### Task brief
Leave out the pictures and copy every record exactly.

(Figure record listings)
........

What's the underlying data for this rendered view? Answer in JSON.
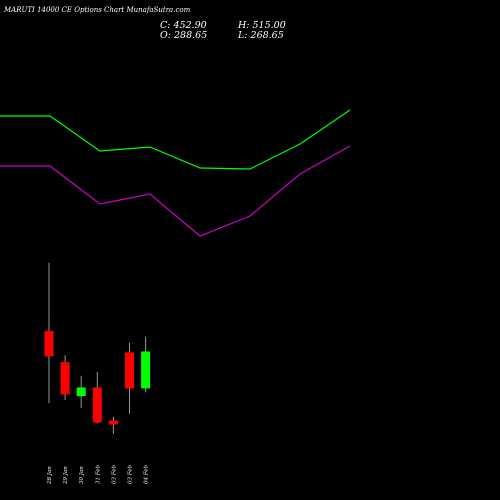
{
  "header": {
    "title": "MARUTI 14000  CE Options  Chart MunafaSutra.com",
    "close": "C: 452.90",
    "open": "O: 288.65",
    "high": "H: 515.00",
    "low": "L: 268.65"
  },
  "chart_data": {
    "type": "candlestick",
    "categories": [
      "28 Jan",
      "29 Jan",
      "30 Jan",
      "31 Feb",
      "03 Feb",
      "03 Feb",
      "04 Feb"
    ],
    "candles": [
      {
        "open": 346,
        "close": 372,
        "high": 442,
        "low": 298,
        "color": "red"
      },
      {
        "open": 340,
        "close": 307,
        "high": 347,
        "low": 301,
        "color": "red"
      },
      {
        "open": 305,
        "close": 314,
        "high": 326,
        "low": 293,
        "color": "lime"
      },
      {
        "open": 314,
        "close": 278,
        "high": 330,
        "low": 277,
        "color": "red"
      },
      {
        "open": 280,
        "close": 276,
        "high": 284,
        "low": 266,
        "color": "red"
      },
      {
        "open": 350,
        "close": 313,
        "high": 360,
        "low": 287,
        "color": "red"
      },
      {
        "open": 313,
        "close": 351,
        "high": 366,
        "low": 309,
        "color": "lime"
      }
    ],
    "series": [
      {
        "color": "#00ff00",
        "x": [
          0,
          1,
          2,
          3,
          4,
          5,
          6,
          7
        ],
        "values": [
          0,
          0,
          -35,
          -31,
          -52,
          -53,
          -28,
          6
        ]
      },
      {
        "color": "#cc00cc",
        "x": [
          0,
          1,
          2,
          3,
          4,
          5,
          6,
          7
        ],
        "values": [
          0,
          0,
          -38,
          -28,
          -70,
          -50,
          -8,
          20
        ]
      }
    ],
    "grid": false
  },
  "colors": {
    "background": "#000000",
    "up": "#00ff00",
    "down": "#ff0000",
    "wick": "#999999",
    "text": "#ffffff"
  }
}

........

### Problem solution
What's the underlying data for this rendered view? Answer in JSON.
{
  "header": {
    "title": "MARUTI 14000  CE Options  Chart MunafaSutra.com",
    "close": "C: 452.90",
    "open": "O: 288.65",
    "high": "H: 515.00",
    "low": "L: 268.65"
  },
  "chart_data": {
    "type": "candlestick",
    "categories": [
      "28 Jan",
      "29 Jan",
      "30 Jan",
      "31 Feb",
      "03 Feb",
      "03 Feb",
      "04 Feb"
    ],
    "candles": [
      {
        "open": 346,
        "close": 372,
        "high": 442,
        "low": 298,
        "color": "red"
      },
      {
        "open": 340,
        "close": 307,
        "high": 347,
        "low": 301,
        "color": "red"
      },
      {
        "open": 305,
        "close": 314,
        "high": 326,
        "low": 293,
        "color": "lime"
      },
      {
        "open": 314,
        "close": 278,
        "high": 330,
        "low": 277,
        "color": "red"
      },
      {
        "open": 280,
        "close": 276,
        "high": 284,
        "low": 266,
        "color": "red"
      },
      {
        "open": 350,
        "close": 313,
        "high": 360,
        "low": 287,
        "color": "red"
      },
      {
        "open": 313,
        "close": 351,
        "high": 366,
        "low": 309,
        "color": "lime"
      }
    ],
    "series": [
      {
        "color": "#00ff00",
        "x": [
          0,
          1,
          2,
          3,
          4,
          5,
          6,
          7
        ],
        "values": [
          0,
          0,
          -35,
          -31,
          -52,
          -53,
          -28,
          6
        ]
      },
      {
        "color": "#cc00cc",
        "x": [
          0,
          1,
          2,
          3,
          4,
          5,
          6,
          7
        ],
        "values": [
          0,
          0,
          -38,
          -28,
          -70,
          -50,
          -8,
          20
        ]
      }
    ],
    "grid": false
  },
  "colors": {
    "background": "#000000",
    "up": "#00ff00",
    "down": "#ff0000",
    "wick": "#999999",
    "text": "#ffffff"
  }
}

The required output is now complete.